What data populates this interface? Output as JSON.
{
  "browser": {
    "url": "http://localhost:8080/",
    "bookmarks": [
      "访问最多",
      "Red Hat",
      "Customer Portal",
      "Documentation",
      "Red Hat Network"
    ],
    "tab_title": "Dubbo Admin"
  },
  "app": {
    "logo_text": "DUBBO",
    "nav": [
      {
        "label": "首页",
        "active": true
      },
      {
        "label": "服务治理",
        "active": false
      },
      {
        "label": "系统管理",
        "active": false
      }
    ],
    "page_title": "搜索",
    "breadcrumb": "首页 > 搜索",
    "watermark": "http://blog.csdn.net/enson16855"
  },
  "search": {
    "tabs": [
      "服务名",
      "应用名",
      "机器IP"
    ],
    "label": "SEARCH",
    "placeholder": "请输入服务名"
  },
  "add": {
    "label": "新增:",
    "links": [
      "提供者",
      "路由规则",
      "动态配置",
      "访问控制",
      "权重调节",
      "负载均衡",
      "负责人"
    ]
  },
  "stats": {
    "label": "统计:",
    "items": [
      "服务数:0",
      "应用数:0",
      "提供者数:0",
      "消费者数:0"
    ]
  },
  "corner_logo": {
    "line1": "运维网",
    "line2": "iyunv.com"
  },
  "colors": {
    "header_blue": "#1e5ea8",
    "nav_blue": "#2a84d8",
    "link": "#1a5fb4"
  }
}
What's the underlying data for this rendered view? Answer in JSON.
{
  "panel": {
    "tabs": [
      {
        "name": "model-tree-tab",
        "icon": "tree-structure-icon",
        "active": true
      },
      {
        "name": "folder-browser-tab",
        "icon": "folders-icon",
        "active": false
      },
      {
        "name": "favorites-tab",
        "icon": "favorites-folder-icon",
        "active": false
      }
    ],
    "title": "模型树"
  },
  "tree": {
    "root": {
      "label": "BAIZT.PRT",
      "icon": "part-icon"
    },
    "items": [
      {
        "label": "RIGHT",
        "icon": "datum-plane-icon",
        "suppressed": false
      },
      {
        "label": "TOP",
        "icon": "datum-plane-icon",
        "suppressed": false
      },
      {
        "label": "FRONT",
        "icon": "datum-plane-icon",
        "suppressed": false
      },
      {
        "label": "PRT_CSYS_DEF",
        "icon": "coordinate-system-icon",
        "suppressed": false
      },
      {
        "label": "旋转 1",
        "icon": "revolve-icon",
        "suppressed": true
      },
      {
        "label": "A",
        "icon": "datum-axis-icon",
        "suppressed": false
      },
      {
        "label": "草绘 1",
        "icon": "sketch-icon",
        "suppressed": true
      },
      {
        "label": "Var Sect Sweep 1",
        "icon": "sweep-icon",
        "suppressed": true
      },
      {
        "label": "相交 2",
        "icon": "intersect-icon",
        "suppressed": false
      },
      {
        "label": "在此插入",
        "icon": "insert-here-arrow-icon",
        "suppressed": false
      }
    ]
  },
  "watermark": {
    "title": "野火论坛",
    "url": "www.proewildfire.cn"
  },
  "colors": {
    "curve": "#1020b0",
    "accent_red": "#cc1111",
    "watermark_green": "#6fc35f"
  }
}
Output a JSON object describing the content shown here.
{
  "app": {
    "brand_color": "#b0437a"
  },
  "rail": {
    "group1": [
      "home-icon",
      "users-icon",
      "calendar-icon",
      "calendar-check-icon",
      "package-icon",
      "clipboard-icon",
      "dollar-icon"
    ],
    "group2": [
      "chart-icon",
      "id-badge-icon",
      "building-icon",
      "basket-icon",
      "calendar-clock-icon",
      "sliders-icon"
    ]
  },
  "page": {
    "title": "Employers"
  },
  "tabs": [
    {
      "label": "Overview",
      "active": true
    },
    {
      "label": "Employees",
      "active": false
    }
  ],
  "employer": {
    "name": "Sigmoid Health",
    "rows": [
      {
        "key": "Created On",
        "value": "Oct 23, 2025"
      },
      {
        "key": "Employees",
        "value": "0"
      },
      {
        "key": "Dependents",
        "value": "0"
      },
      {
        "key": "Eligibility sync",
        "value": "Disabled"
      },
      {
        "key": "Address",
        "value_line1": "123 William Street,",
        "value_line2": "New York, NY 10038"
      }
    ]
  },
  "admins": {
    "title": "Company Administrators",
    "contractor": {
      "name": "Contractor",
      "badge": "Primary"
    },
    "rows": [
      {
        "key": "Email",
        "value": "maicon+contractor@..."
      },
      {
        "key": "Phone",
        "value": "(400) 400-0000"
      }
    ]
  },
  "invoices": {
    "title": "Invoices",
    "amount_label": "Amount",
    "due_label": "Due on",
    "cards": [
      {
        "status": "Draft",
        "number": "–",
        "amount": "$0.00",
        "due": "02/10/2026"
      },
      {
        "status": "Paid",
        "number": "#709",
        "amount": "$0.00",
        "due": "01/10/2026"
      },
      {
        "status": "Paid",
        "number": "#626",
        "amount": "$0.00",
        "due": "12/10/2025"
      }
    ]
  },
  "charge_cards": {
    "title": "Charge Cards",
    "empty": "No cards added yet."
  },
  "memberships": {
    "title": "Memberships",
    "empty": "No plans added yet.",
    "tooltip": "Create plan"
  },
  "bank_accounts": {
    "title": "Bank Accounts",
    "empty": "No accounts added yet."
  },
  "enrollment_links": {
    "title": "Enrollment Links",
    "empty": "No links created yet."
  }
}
★ ★ ★ ★
> **TASK REQUIREMENTS**
Show, from the material above, each line that includes the string "data".

> **WRITTEN SOLUTION**
What data populates this interface? Output as JSON.
What's the underlying data for this rendered view? Answer in JSON.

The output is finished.